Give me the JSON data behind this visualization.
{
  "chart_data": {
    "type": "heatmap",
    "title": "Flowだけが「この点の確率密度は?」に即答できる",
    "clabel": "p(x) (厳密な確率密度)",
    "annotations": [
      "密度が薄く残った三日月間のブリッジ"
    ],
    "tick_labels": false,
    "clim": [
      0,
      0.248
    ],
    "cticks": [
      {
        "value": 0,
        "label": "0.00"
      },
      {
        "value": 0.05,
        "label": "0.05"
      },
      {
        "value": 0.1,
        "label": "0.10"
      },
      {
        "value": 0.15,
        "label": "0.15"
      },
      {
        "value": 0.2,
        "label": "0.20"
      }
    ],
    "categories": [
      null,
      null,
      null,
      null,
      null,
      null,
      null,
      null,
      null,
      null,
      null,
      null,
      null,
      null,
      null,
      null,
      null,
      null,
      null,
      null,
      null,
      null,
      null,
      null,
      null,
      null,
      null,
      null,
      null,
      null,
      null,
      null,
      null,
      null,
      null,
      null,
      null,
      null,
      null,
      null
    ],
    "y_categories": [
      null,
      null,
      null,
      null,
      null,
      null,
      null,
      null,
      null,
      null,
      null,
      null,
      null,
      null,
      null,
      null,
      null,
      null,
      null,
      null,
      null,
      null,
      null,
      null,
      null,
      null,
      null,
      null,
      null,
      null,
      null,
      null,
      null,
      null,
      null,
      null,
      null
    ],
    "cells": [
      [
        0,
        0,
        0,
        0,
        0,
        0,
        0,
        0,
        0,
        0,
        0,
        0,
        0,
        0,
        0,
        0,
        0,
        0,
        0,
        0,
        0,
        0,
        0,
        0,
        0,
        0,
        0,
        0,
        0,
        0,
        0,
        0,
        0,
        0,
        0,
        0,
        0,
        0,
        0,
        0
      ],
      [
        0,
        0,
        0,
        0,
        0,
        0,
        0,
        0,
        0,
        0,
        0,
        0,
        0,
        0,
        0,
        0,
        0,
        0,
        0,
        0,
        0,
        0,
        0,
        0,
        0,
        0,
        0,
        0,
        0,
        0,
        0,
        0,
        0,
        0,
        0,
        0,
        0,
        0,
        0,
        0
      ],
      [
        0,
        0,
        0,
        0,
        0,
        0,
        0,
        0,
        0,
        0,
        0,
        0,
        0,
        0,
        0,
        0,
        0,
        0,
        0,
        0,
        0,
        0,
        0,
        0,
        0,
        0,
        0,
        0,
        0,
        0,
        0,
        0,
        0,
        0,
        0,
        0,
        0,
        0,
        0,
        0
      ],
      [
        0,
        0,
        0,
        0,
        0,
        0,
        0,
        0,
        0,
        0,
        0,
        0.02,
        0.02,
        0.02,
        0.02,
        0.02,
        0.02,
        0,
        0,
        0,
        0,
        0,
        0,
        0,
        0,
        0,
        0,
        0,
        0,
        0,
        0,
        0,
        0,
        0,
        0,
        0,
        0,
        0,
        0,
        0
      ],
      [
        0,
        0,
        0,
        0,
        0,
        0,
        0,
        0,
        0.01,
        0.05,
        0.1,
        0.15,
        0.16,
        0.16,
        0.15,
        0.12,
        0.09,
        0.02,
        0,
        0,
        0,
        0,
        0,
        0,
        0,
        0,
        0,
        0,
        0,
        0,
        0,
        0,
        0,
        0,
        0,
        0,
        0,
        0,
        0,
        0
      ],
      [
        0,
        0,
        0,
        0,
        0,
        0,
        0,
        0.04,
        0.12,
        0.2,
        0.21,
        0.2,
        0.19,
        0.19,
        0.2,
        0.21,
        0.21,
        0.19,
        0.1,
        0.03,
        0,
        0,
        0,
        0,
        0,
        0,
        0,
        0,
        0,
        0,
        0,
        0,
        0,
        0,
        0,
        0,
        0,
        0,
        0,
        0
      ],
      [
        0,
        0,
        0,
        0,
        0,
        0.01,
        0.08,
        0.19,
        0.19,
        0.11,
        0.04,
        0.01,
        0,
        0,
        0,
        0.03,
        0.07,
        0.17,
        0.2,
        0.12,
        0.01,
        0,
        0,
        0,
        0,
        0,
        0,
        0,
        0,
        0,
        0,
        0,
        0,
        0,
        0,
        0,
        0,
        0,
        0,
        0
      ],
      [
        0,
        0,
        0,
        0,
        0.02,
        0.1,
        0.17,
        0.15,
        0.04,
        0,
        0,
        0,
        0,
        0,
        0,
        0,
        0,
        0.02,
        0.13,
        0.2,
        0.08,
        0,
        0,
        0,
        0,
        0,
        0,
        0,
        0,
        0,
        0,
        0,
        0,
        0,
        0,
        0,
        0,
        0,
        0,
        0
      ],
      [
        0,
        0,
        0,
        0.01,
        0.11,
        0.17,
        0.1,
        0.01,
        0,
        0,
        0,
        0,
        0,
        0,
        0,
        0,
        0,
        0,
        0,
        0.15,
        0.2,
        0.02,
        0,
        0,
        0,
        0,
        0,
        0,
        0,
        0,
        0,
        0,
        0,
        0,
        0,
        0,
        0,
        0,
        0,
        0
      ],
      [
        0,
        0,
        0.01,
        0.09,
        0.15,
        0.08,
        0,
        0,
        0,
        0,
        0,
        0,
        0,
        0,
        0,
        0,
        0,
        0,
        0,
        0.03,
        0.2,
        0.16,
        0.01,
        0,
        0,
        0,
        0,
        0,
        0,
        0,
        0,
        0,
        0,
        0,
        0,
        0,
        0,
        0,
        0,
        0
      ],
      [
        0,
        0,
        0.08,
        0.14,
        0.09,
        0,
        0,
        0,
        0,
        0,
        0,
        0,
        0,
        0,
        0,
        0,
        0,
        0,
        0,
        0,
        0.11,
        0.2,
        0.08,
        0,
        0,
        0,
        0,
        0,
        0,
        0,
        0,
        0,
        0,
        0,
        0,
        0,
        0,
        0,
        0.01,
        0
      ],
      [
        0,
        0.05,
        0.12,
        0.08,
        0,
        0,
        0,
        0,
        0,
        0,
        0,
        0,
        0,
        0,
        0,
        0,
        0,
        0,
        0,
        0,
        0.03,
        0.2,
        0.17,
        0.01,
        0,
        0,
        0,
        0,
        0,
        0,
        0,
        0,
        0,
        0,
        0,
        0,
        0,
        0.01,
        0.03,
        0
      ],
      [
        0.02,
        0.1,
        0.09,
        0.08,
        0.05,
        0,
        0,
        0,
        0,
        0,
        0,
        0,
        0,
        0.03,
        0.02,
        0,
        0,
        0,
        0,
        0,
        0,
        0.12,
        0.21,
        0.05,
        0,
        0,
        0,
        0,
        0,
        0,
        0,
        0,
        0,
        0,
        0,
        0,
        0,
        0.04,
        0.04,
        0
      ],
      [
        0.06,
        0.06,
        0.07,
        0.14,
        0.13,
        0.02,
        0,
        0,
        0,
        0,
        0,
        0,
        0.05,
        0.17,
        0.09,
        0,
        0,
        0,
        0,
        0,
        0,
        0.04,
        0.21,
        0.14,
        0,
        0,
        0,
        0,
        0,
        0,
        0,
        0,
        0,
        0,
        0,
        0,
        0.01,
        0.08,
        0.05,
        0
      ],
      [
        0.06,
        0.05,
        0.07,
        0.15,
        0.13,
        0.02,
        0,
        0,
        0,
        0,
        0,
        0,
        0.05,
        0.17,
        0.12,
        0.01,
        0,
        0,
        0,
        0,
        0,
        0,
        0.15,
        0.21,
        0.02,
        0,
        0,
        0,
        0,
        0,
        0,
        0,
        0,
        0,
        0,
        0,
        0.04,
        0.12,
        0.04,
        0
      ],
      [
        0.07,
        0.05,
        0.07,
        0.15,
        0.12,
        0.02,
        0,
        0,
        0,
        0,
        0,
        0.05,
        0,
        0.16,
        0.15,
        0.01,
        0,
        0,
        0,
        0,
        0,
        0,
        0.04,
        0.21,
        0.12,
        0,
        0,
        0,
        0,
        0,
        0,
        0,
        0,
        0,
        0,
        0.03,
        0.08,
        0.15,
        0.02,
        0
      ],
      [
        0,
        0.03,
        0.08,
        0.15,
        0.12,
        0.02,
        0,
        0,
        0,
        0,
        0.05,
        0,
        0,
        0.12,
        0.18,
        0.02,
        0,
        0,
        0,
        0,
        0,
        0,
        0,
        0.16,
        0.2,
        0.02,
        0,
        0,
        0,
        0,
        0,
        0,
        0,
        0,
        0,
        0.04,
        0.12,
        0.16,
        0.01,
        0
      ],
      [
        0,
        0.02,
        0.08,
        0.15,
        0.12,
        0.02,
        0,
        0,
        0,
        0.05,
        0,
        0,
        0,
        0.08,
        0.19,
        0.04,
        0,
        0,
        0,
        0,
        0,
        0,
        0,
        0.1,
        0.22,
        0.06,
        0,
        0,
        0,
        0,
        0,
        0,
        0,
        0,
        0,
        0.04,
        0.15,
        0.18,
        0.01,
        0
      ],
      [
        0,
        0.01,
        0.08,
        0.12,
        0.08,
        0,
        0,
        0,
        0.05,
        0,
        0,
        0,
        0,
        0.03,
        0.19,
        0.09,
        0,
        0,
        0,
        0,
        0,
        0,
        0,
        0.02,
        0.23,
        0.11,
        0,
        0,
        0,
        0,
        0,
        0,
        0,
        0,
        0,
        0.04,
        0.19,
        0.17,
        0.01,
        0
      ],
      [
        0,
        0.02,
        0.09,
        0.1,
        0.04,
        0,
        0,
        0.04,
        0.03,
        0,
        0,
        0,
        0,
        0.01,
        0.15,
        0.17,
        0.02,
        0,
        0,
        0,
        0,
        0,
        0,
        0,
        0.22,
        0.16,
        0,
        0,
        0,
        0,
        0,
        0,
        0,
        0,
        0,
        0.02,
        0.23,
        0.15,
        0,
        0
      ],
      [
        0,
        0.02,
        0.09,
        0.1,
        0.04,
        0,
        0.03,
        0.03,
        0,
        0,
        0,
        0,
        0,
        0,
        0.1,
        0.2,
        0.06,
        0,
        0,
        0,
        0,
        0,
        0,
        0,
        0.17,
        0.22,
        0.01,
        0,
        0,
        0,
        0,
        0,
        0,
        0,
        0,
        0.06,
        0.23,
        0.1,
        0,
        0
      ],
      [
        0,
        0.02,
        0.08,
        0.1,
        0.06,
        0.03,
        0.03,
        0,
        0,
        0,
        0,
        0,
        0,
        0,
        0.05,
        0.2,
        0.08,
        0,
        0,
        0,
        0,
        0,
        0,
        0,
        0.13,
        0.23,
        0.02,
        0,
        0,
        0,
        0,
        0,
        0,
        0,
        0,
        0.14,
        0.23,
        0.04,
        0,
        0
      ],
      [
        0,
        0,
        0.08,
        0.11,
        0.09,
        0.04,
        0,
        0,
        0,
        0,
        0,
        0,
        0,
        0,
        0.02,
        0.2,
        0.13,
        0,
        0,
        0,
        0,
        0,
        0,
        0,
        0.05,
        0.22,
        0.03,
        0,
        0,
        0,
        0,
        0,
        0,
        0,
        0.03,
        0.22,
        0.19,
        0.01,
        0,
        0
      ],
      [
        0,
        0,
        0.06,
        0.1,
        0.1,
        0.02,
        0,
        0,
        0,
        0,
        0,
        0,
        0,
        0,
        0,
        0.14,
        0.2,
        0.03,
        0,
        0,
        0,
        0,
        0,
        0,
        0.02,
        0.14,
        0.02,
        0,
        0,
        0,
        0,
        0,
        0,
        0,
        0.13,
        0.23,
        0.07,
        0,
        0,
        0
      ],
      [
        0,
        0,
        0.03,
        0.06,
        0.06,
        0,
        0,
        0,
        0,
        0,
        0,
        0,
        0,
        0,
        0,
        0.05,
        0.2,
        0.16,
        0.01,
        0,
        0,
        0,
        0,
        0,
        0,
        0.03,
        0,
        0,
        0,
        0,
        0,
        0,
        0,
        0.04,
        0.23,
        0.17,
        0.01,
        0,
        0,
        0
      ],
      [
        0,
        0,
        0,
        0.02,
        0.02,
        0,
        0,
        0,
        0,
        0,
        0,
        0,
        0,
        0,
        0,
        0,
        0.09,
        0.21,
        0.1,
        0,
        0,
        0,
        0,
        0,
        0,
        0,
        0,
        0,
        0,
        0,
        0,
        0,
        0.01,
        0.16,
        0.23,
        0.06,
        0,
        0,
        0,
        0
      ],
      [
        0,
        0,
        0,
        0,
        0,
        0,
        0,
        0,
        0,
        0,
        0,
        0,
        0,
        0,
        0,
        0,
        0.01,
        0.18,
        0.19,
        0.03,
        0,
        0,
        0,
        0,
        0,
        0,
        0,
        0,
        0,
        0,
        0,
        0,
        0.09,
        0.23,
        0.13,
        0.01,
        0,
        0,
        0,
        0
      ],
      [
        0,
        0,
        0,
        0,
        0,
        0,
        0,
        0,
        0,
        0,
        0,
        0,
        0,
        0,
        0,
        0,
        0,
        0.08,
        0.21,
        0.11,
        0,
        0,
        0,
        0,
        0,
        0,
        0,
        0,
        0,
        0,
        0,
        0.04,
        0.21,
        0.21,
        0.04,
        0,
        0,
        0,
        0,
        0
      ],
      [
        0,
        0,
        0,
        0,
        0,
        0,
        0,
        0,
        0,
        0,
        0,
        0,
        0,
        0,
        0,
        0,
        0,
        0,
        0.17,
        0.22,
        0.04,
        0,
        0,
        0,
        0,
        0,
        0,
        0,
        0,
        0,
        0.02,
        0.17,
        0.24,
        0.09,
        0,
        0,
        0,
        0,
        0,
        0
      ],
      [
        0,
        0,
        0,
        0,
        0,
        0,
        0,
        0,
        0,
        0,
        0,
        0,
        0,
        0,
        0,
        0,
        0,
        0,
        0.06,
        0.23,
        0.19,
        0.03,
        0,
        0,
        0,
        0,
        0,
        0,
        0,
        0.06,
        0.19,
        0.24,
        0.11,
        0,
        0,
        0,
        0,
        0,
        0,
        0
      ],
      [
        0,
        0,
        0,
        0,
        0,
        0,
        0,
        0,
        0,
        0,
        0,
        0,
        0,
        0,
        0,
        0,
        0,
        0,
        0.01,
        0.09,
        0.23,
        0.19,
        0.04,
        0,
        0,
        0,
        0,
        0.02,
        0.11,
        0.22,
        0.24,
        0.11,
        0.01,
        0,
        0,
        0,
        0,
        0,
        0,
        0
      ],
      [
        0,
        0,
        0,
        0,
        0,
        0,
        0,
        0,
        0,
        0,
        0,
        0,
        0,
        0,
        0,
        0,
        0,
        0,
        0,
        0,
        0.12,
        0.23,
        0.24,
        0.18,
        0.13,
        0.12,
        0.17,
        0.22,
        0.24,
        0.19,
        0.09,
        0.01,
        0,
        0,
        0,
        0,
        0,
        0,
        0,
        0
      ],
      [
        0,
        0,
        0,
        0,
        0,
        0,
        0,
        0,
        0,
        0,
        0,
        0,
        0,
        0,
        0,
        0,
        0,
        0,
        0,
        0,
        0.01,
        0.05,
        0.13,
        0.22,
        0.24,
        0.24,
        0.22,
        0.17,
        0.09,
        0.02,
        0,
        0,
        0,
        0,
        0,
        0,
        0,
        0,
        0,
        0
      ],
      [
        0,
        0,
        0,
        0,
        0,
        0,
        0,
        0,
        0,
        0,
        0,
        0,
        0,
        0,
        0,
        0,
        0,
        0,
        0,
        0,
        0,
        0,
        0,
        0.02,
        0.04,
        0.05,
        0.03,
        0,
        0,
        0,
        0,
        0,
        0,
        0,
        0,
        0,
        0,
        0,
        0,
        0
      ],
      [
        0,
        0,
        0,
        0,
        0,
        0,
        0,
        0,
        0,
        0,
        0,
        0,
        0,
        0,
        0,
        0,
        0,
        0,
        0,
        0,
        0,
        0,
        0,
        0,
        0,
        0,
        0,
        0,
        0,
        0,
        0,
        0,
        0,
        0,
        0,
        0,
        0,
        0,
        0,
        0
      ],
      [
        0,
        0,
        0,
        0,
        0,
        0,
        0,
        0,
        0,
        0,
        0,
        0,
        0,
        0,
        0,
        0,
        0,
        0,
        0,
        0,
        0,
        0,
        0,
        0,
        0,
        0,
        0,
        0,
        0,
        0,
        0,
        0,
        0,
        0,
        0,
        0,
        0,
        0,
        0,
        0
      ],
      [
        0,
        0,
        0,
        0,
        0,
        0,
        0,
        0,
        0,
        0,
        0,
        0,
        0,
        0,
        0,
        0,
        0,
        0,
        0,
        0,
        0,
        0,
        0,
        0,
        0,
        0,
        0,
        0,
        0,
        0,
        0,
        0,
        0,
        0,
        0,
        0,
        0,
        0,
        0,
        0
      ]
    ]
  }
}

☆ ☆ ☆

What the exercise asks:
In the data above, tally the lines holding "value" and answer with the figure only.

Correct output:
5